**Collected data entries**
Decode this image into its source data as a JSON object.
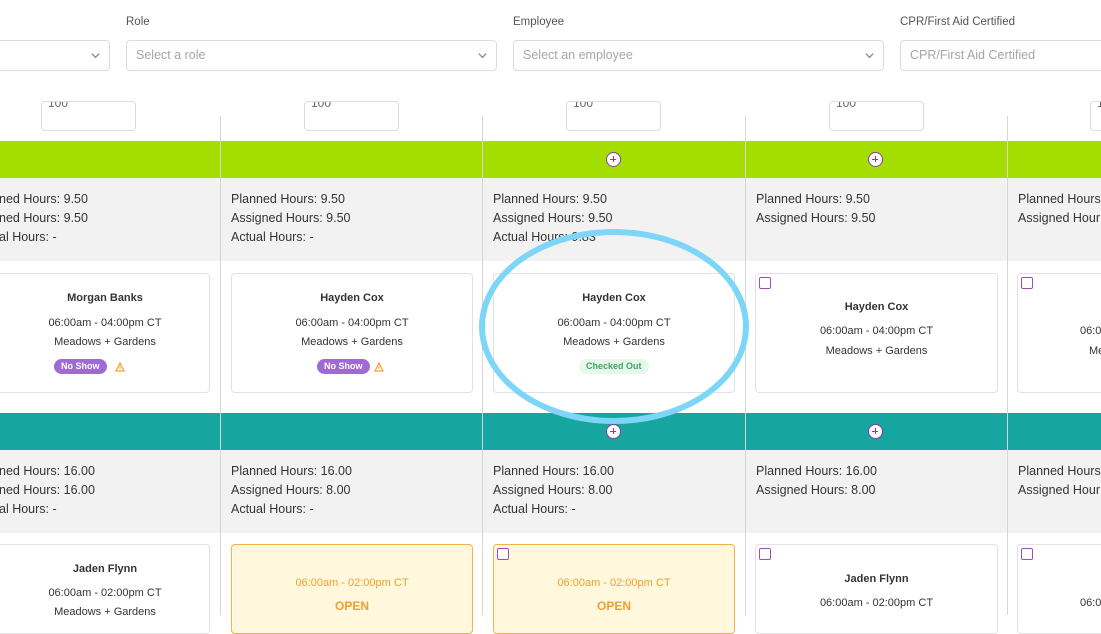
{
  "filters": {
    "role": {
      "label": "Role",
      "placeholder": "Select a role"
    },
    "employee": {
      "label": "Employee",
      "placeholder": "Select an employee"
    },
    "cpr": {
      "label": "CPR/First Aid Certified",
      "placeholder": "CPR/First Aid Certified"
    }
  },
  "numbox_value": "100",
  "summary1": [
    {
      "planned": "ned Hours: 9.50",
      "assigned": "ned Hours: 9.50",
      "actual": "al Hours: -"
    },
    {
      "planned": "Planned Hours: 9.50",
      "assigned": "Assigned Hours: 9.50",
      "actual": "Actual Hours: -"
    },
    {
      "planned": "Planned Hours: 9.50",
      "assigned": "Assigned Hours: 9.50",
      "actual": "Actual Hours: 9.83"
    },
    {
      "planned": "Planned Hours: 9.50",
      "assigned": "Assigned Hours: 9.50",
      "actual": ""
    },
    {
      "planned": "Planned Hours",
      "assigned": "Assigned Hour",
      "actual": ""
    }
  ],
  "row1_cards": [
    {
      "name": "Morgan Banks",
      "time": "06:00am - 04:00pm CT",
      "location": "Meadows + Gardens",
      "badge": "No Show"
    },
    {
      "name": "Hayden Cox",
      "time": "06:00am - 04:00pm CT",
      "location": "Meadows + Gardens",
      "badge": "No Show"
    },
    {
      "name": "Hayden Cox",
      "time": "06:00am - 04:00pm CT",
      "location": "Meadows + Gardens",
      "badge": "Checked Out"
    },
    {
      "name": "Hayden Cox",
      "time": "06:00am - 04:00pm CT",
      "location": "Meadows + Gardens"
    },
    {
      "time": "06:0",
      "location": "Me"
    }
  ],
  "summary2": [
    {
      "planned": "ned Hours: 16.00",
      "assigned": "ned Hours: 16.00",
      "actual": "al Hours: -"
    },
    {
      "planned": "Planned Hours: 16.00",
      "assigned": "Assigned Hours: 8.00",
      "actual": "Actual Hours: -"
    },
    {
      "planned": "Planned Hours: 16.00",
      "assigned": "Assigned Hours: 8.00",
      "actual": "Actual Hours: -"
    },
    {
      "planned": "Planned Hours: 16.00",
      "assigned": "Assigned Hours: 8.00",
      "actual": ""
    },
    {
      "planned": "Planned Hours",
      "assigned": "Assigned Hour",
      "actual": ""
    }
  ],
  "row2_cards": [
    {
      "name": "Jaden Flynn",
      "time": "06:00am - 02:00pm CT",
      "location": "Meadows + Gardens"
    },
    {
      "time": "06:00am - 02:00pm CT",
      "status": "OPEN"
    },
    {
      "time": "06:00am - 02:00pm CT",
      "status": "OPEN"
    },
    {
      "name": "Jaden Flynn",
      "time": "06:00am - 02:00pm CT"
    },
    {
      "time": "06:0"
    }
  ],
  "colors": {
    "band_green": "#a3de00",
    "band_teal": "#17a5a0",
    "no_show": "#9f6ad6",
    "checked_out": "#3aa860",
    "open": "#f0a030",
    "highlight": "#7dd6f7"
  }
}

**Task instructions**
Reproduce the material in its entirety and word for word, without the pictures.

**Exercise answer**
Decode this image into its source data as a JSON object.
{
  "filters": {
    "role": {
      "label": "Role",
      "placeholder": "Select a role"
    },
    "employee": {
      "label": "Employee",
      "placeholder": "Select an employee"
    },
    "cpr": {
      "label": "CPR/First Aid Certified",
      "placeholder": "CPR/First Aid Certified"
    }
  },
  "numbox_value": "100",
  "summary1": [
    {
      "planned": "ned Hours: 9.50",
      "assigned": "ned Hours: 9.50",
      "actual": "al Hours: -"
    },
    {
      "planned": "Planned Hours: 9.50",
      "assigned": "Assigned Hours: 9.50",
      "actual": "Actual Hours: -"
    },
    {
      "planned": "Planned Hours: 9.50",
      "assigned": "Assigned Hours: 9.50",
      "actual": "Actual Hours: 9.83"
    },
    {
      "planned": "Planned Hours: 9.50",
      "assigned": "Assigned Hours: 9.50",
      "actual": ""
    },
    {
      "planned": "Planned Hours",
      "assigned": "Assigned Hour",
      "actual": ""
    }
  ],
  "row1_cards": [
    {
      "name": "Morgan Banks",
      "time": "06:00am - 04:00pm CT",
      "location": "Meadows + Gardens",
      "badge": "No Show"
    },
    {
      "name": "Hayden Cox",
      "time": "06:00am - 04:00pm CT",
      "location": "Meadows + Gardens",
      "badge": "No Show"
    },
    {
      "name": "Hayden Cox",
      "time": "06:00am - 04:00pm CT",
      "location": "Meadows + Gardens",
      "badge": "Checked Out"
    },
    {
      "name": "Hayden Cox",
      "time": "06:00am - 04:00pm CT",
      "location": "Meadows + Gardens"
    },
    {
      "time": "06:0",
      "location": "Me"
    }
  ],
  "summary2": [
    {
      "planned": "ned Hours: 16.00",
      "assigned": "ned Hours: 16.00",
      "actual": "al Hours: -"
    },
    {
      "planned": "Planned Hours: 16.00",
      "assigned": "Assigned Hours: 8.00",
      "actual": "Actual Hours: -"
    },
    {
      "planned": "Planned Hours: 16.00",
      "assigned": "Assigned Hours: 8.00",
      "actual": "Actual Hours: -"
    },
    {
      "planned": "Planned Hours: 16.00",
      "assigned": "Assigned Hours: 8.00",
      "actual": ""
    },
    {
      "planned": "Planned Hours",
      "assigned": "Assigned Hour",
      "actual": ""
    }
  ],
  "row2_cards": [
    {
      "name": "Jaden Flynn",
      "time": "06:00am - 02:00pm CT",
      "location": "Meadows + Gardens"
    },
    {
      "time": "06:00am - 02:00pm CT",
      "status": "OPEN"
    },
    {
      "time": "06:00am - 02:00pm CT",
      "status": "OPEN"
    },
    {
      "name": "Jaden Flynn",
      "time": "06:00am - 02:00pm CT"
    },
    {
      "time": "06:0"
    }
  ],
  "colors": {
    "band_green": "#a3de00",
    "band_teal": "#17a5a0",
    "no_show": "#9f6ad6",
    "checked_out": "#3aa860",
    "open": "#f0a030",
    "highlight": "#7dd6f7"
  }
}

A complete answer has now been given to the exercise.